**課題**
下の行をすべて、一字も変えずにそのまま書き写してください。

**練習用データ**
• • • • •
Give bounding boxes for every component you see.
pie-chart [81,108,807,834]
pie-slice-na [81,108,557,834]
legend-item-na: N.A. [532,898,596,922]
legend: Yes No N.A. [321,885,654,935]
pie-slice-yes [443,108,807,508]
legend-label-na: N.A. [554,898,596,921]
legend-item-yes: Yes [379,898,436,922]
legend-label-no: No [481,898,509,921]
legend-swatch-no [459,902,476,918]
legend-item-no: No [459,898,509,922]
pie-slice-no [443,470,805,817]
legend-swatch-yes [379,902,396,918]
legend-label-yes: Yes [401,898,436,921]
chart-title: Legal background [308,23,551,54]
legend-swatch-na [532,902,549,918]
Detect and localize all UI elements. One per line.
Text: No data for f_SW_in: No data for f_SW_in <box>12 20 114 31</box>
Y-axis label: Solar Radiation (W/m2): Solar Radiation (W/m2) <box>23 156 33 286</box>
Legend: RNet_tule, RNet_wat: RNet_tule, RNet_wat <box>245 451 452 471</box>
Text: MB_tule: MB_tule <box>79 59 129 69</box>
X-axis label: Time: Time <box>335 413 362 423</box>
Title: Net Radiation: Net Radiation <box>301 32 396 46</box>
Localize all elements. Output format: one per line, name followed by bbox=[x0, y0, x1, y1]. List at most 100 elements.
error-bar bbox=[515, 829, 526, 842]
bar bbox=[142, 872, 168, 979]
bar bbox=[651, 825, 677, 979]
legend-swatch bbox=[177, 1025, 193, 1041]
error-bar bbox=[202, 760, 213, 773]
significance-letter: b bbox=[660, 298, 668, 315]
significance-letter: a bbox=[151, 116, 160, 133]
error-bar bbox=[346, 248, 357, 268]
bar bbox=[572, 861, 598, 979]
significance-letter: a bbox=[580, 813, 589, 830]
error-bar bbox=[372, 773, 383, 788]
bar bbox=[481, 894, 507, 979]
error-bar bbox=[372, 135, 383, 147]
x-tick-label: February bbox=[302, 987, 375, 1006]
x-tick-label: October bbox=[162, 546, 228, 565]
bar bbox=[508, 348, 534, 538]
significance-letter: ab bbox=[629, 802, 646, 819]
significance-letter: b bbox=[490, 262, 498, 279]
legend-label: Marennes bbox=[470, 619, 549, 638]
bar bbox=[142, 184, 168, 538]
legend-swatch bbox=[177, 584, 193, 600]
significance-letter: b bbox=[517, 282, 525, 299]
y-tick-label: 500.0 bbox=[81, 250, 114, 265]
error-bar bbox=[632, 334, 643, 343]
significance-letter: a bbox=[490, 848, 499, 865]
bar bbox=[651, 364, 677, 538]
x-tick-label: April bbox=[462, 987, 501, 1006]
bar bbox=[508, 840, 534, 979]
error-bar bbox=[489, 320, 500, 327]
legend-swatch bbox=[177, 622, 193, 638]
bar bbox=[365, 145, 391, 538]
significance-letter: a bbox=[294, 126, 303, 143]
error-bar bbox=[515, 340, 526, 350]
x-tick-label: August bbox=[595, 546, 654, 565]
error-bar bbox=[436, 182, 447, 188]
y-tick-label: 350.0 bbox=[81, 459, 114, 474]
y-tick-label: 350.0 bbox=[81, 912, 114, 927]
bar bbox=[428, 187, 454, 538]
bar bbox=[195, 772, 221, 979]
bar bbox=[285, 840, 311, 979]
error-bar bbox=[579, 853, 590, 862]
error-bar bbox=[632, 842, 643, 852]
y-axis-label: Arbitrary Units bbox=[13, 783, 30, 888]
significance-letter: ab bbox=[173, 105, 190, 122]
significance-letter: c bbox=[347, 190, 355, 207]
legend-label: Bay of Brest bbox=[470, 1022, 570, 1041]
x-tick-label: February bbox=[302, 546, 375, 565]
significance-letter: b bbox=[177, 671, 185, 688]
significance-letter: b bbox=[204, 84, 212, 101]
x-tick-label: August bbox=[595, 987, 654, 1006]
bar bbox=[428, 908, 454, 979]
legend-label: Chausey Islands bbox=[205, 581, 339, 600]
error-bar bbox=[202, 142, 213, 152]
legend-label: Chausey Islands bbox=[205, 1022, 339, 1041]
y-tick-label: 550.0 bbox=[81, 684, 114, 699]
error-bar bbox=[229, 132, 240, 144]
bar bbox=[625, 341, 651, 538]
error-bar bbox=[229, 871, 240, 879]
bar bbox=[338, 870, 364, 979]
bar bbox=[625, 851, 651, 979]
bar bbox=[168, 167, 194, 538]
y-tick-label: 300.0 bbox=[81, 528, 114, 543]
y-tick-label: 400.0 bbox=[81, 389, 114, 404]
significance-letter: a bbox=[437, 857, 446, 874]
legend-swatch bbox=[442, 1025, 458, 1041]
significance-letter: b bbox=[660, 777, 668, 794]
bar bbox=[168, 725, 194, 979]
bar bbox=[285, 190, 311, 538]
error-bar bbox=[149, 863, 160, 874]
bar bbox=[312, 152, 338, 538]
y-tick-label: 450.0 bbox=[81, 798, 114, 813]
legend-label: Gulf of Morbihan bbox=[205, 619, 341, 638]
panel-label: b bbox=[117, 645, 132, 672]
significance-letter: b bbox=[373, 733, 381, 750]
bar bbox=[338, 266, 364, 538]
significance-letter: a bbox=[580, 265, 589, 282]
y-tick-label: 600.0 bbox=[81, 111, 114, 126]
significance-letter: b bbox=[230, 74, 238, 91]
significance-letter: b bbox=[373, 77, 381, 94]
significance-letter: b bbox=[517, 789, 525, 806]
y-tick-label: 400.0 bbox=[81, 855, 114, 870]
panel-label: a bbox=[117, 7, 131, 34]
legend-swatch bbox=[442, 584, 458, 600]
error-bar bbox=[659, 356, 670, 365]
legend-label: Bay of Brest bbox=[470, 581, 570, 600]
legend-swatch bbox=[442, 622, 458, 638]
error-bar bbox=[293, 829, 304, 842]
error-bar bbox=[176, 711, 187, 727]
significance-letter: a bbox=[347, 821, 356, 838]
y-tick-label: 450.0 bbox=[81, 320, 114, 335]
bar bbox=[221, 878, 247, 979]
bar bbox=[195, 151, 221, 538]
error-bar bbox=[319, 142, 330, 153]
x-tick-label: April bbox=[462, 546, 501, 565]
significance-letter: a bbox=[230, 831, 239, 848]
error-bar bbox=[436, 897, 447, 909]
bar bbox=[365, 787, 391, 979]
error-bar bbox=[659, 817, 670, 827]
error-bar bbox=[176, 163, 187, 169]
• • • • •
**回答**
Give bounding boxes for every component you see.
pie-chart [81,108,807,834]
pie-slice-na [81,108,557,834]
legend-item-na: N.A. [532,898,596,922]
legend: Yes No N.A. [321,885,654,935]
pie-slice-yes [443,108,807,508]
legend-label-na: N.A. [554,898,596,921]
legend-item-yes: Yes [379,898,436,922]
legend-label-no: No [481,898,509,921]
legend-swatch-no [459,902,476,918]
legend-item-no: No [459,898,509,922]
pie-slice-no [443,470,805,817]
legend-swatch-yes [379,902,396,918]
legend-label-yes: Yes [401,898,436,921]
chart-title: Legal background [308,23,551,54]
legend-swatch-na [532,902,549,918]
Detect and localize all UI elements. One per line.
Text: No data for f_SW_in: No data for f_SW_in <box>12 20 114 31</box>
Y-axis label: Solar Radiation (W/m2): Solar Radiation (W/m2) <box>23 156 33 286</box>
Legend: RNet_tule, RNet_wat: RNet_tule, RNet_wat <box>245 451 452 471</box>
Text: MB_tule: MB_tule <box>79 59 129 69</box>
X-axis label: Time: Time <box>335 413 362 423</box>
Title: Net Radiation: Net Radiation <box>301 32 396 46</box>
Localize all elements. Output format: one per line, name followed by bbox=[x0, y0, x1, y1]. List at most 100 elements.
error-bar bbox=[515, 829, 526, 842]
bar bbox=[142, 872, 168, 979]
bar bbox=[651, 825, 677, 979]
legend-swatch bbox=[177, 1025, 193, 1041]
error-bar bbox=[202, 760, 213, 773]
significance-letter: b bbox=[660, 298, 668, 315]
significance-letter: a bbox=[151, 116, 160, 133]
error-bar bbox=[346, 248, 357, 268]
bar bbox=[572, 861, 598, 979]
significance-letter: a bbox=[580, 813, 589, 830]
error-bar bbox=[372, 773, 383, 788]
bar bbox=[481, 894, 507, 979]
error-bar bbox=[372, 135, 383, 147]
x-tick-label: February bbox=[302, 987, 375, 1006]
x-tick-label: October bbox=[162, 546, 228, 565]
bar bbox=[508, 348, 534, 538]
significance-letter: ab bbox=[629, 802, 646, 819]
significance-letter: b bbox=[490, 262, 498, 279]
legend-label: Marennes bbox=[470, 619, 549, 638]
bar bbox=[142, 184, 168, 538]
legend-swatch bbox=[177, 584, 193, 600]
significance-letter: b bbox=[517, 282, 525, 299]
y-tick-label: 500.0 bbox=[81, 250, 114, 265]
error-bar bbox=[632, 334, 643, 343]
significance-letter: a bbox=[490, 848, 499, 865]
bar bbox=[651, 364, 677, 538]
x-tick-label: April bbox=[462, 987, 501, 1006]
bar bbox=[508, 840, 534, 979]
error-bar bbox=[489, 320, 500, 327]
legend-swatch bbox=[177, 622, 193, 638]
bar bbox=[365, 145, 391, 538]
significance-letter: a bbox=[294, 126, 303, 143]
error-bar bbox=[515, 340, 526, 350]
x-tick-label: August bbox=[595, 546, 654, 565]
error-bar bbox=[436, 182, 447, 188]
y-tick-label: 350.0 bbox=[81, 459, 114, 474]
y-tick-label: 350.0 bbox=[81, 912, 114, 927]
bar bbox=[428, 187, 454, 538]
bar bbox=[195, 772, 221, 979]
bar bbox=[285, 840, 311, 979]
error-bar bbox=[579, 853, 590, 862]
error-bar bbox=[632, 842, 643, 852]
y-axis-label: Arbitrary Units bbox=[13, 783, 30, 888]
significance-letter: ab bbox=[173, 105, 190, 122]
significance-letter: c bbox=[347, 190, 355, 207]
legend-label: Bay of Brest bbox=[470, 1022, 570, 1041]
x-tick-label: February bbox=[302, 546, 375, 565]
significance-letter: b bbox=[177, 671, 185, 688]
significance-letter: b bbox=[204, 84, 212, 101]
x-tick-label: August bbox=[595, 987, 654, 1006]
bar bbox=[428, 908, 454, 979]
legend-label: Chausey Islands bbox=[205, 581, 339, 600]
error-bar bbox=[202, 142, 213, 152]
legend-label: Chausey Islands bbox=[205, 1022, 339, 1041]
y-tick-label: 550.0 bbox=[81, 684, 114, 699]
error-bar bbox=[229, 132, 240, 144]
bar bbox=[625, 341, 651, 538]
error-bar bbox=[229, 871, 240, 879]
bar bbox=[338, 870, 364, 979]
bar bbox=[625, 851, 651, 979]
bar bbox=[168, 167, 194, 538]
y-tick-label: 300.0 bbox=[81, 528, 114, 543]
y-tick-label: 400.0 bbox=[81, 389, 114, 404]
significance-letter: a bbox=[437, 857, 446, 874]
legend-swatch bbox=[442, 1025, 458, 1041]
significance-letter: b bbox=[660, 777, 668, 794]
bar bbox=[168, 725, 194, 979]
bar bbox=[285, 190, 311, 538]
error-bar bbox=[149, 863, 160, 874]
bar bbox=[312, 152, 338, 538]
y-tick-label: 450.0 bbox=[81, 798, 114, 813]
legend-label: Gulf of Morbihan bbox=[205, 619, 341, 638]
panel-label: b bbox=[117, 645, 132, 672]
significance-letter: b bbox=[373, 733, 381, 750]
bar bbox=[338, 266, 364, 538]
significance-letter: a bbox=[580, 265, 589, 282]
y-tick-label: 600.0 bbox=[81, 111, 114, 126]
significance-letter: b bbox=[230, 74, 238, 91]
significance-letter: b bbox=[373, 77, 381, 94]
significance-letter: b bbox=[517, 789, 525, 806]
y-tick-label: 400.0 bbox=[81, 855, 114, 870]
panel-label: a bbox=[117, 7, 131, 34]
legend-swatch bbox=[442, 584, 458, 600]
error-bar bbox=[659, 356, 670, 365]
legend-label: Bay of Brest bbox=[470, 581, 570, 600]
legend-swatch bbox=[442, 622, 458, 638]
error-bar bbox=[293, 829, 304, 842]
error-bar bbox=[176, 711, 187, 727]
significance-letter: a bbox=[347, 821, 356, 838]
y-tick-label: 450.0 bbox=[81, 320, 114, 335]
bar bbox=[221, 878, 247, 979]
bar bbox=[195, 151, 221, 538]
error-bar bbox=[319, 142, 330, 153]
x-tick-label: April bbox=[462, 546, 501, 565]
significance-letter: a bbox=[230, 831, 239, 848]
error-bar bbox=[436, 897, 447, 909]
bar bbox=[365, 787, 391, 979]
error-bar bbox=[659, 817, 670, 827]
error-bar bbox=[176, 163, 187, 169]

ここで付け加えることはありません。